Take the data that follows and retype it word for word.

++++ Provided data

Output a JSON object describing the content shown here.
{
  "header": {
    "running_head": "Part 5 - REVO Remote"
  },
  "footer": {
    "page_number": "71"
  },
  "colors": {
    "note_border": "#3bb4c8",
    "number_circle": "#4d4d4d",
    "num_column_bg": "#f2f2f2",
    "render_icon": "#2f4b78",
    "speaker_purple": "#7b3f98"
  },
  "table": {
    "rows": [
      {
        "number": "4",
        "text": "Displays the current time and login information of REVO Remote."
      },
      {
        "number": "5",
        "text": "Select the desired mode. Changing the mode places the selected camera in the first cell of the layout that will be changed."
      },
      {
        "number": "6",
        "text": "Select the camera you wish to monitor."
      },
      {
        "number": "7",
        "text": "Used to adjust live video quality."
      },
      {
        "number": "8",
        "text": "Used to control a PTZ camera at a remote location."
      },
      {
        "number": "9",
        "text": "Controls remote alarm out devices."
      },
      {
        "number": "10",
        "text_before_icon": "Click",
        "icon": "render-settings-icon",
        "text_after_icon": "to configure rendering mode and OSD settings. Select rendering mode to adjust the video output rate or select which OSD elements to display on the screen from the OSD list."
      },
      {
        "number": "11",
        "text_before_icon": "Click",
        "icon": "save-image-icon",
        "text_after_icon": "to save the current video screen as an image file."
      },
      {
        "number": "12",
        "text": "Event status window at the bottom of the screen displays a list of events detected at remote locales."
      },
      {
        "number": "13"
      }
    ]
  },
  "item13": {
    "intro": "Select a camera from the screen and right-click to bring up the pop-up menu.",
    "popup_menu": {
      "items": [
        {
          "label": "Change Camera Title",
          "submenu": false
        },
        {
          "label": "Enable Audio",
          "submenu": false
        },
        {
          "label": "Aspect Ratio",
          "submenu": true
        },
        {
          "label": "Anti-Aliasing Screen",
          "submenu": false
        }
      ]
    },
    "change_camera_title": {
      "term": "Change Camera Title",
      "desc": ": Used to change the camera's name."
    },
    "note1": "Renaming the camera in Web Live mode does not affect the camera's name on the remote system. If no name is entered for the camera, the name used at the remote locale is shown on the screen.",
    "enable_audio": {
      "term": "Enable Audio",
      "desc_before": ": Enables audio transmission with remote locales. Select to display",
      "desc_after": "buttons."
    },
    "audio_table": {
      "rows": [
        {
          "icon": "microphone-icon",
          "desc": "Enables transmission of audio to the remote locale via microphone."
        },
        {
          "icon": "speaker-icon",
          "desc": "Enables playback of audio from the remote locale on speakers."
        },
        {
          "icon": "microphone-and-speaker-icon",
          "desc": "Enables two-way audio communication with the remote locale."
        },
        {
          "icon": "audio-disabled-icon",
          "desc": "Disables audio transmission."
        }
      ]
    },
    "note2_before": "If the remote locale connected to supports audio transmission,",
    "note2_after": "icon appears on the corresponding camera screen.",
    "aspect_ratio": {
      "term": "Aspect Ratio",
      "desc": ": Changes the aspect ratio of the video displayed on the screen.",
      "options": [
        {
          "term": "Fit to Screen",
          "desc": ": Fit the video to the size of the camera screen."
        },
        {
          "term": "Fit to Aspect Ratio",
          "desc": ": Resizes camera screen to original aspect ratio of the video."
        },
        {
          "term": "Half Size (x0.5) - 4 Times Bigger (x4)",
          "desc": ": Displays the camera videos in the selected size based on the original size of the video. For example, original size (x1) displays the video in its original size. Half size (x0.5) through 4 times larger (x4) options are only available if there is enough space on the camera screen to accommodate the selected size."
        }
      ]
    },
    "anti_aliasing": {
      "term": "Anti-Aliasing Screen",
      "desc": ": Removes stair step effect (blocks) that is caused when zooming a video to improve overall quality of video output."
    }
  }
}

++++++++

### Right answer:
Output a JSON object describing the content shown here.
{
  "header": {
    "running_head": "Part 5 - REVO Remote"
  },
  "footer": {
    "page_number": "71"
  },
  "colors": {
    "note_border": "#3bb4c8",
    "number_circle": "#4d4d4d",
    "num_column_bg": "#f2f2f2",
    "render_icon": "#2f4b78",
    "speaker_purple": "#7b3f98"
  },
  "table": {
    "rows": [
      {
        "number": "4",
        "text": "Displays the current time and login information of REVO Remote."
      },
      {
        "number": "5",
        "text": "Select the desired mode. Changing the mode places the selected camera in the first cell of the layout that will be changed."
      },
      {
        "number": "6",
        "text": "Select the camera you wish to monitor."
      },
      {
        "number": "7",
        "text": "Used to adjust live video quality."
      },
      {
        "number": "8",
        "text": "Used to control a PTZ camera at a remote location."
      },
      {
        "number": "9",
        "text": "Controls remote alarm out devices."
      },
      {
        "number": "10",
        "text_before_icon": "Click",
        "icon": "render-settings-icon",
        "text_after_icon": "to configure rendering mode and OSD settings. Select rendering mode to adjust the video output rate or select which OSD elements to display on the screen from the OSD list."
      },
      {
        "number": "11",
        "text_before_icon": "Click",
        "icon": "save-image-icon",
        "text_after_icon": "to save the current video screen as an image file."
      },
      {
        "number": "12",
        "text": "Event status window at the bottom of the screen displays a list of events detected at remote locales."
      },
      {
        "number": "13"
      }
    ]
  },
  "item13": {
    "intro": "Select a camera from the screen and right-click to bring up the pop-up menu.",
    "popup_menu": {
      "items": [
        {
          "label": "Change Camera Title",
          "submenu": false
        },
        {
          "label": "Enable Audio",
          "submenu": false
        },
        {
          "label": "Aspect Ratio",
          "submenu": true
        },
        {
          "label": "Anti-Aliasing Screen",
          "submenu": false
        }
      ]
    },
    "change_camera_title": {
      "term": "Change Camera Title",
      "desc": ": Used to change the camera's name."
    },
    "note1": "Renaming the camera in Web Live mode does not affect the camera's name on the remote system. If no name is entered for the camera, the name used at the remote locale is shown on the screen.",
    "enable_audio": {
      "term": "Enable Audio",
      "desc_before": ": Enables audio transmission with remote locales. Select to display",
      "desc_after": "buttons."
    },
    "audio_table": {
      "rows": [
        {
          "icon": "microphone-icon",
          "desc": "Enables transmission of audio to the remote locale via microphone."
        },
        {
          "icon": "speaker-icon",
          "desc": "Enables playback of audio from the remote locale on speakers."
        },
        {
          "icon": "microphone-and-speaker-icon",
          "desc": "Enables two-way audio communication with the remote locale."
        },
        {
          "icon": "audio-disabled-icon",
          "desc": "Disables audio transmission."
        }
      ]
    },
    "note2_before": "If the remote locale connected to supports audio transmission,",
    "note2_after": "icon appears on the corresponding camera screen.",
    "aspect_ratio": {
      "term": "Aspect Ratio",
      "desc": ": Changes the aspect ratio of the video displayed on the screen.",
      "options": [
        {
          "term": "Fit to Screen",
          "desc": ": Fit the video to the size of the camera screen."
        },
        {
          "term": "Fit to Aspect Ratio",
          "desc": ": Resizes camera screen to original aspect ratio of the video."
        },
        {
          "term": "Half Size (x0.5) - 4 Times Bigger (x4)",
          "desc": ": Displays the camera videos in the selected size based on the original size of the video. For example, original size (x1) displays the video in its original size. Half size (x0.5) through 4 times larger (x4) options are only available if there is enough space on the camera screen to accommodate the selected size."
        }
      ]
    },
    "anti_aliasing": {
      "term": "Anti-Aliasing Screen",
      "desc": ": Removes stair step effect (blocks) that is caused when zooming a video to improve overall quality of video output."
    }
  }
}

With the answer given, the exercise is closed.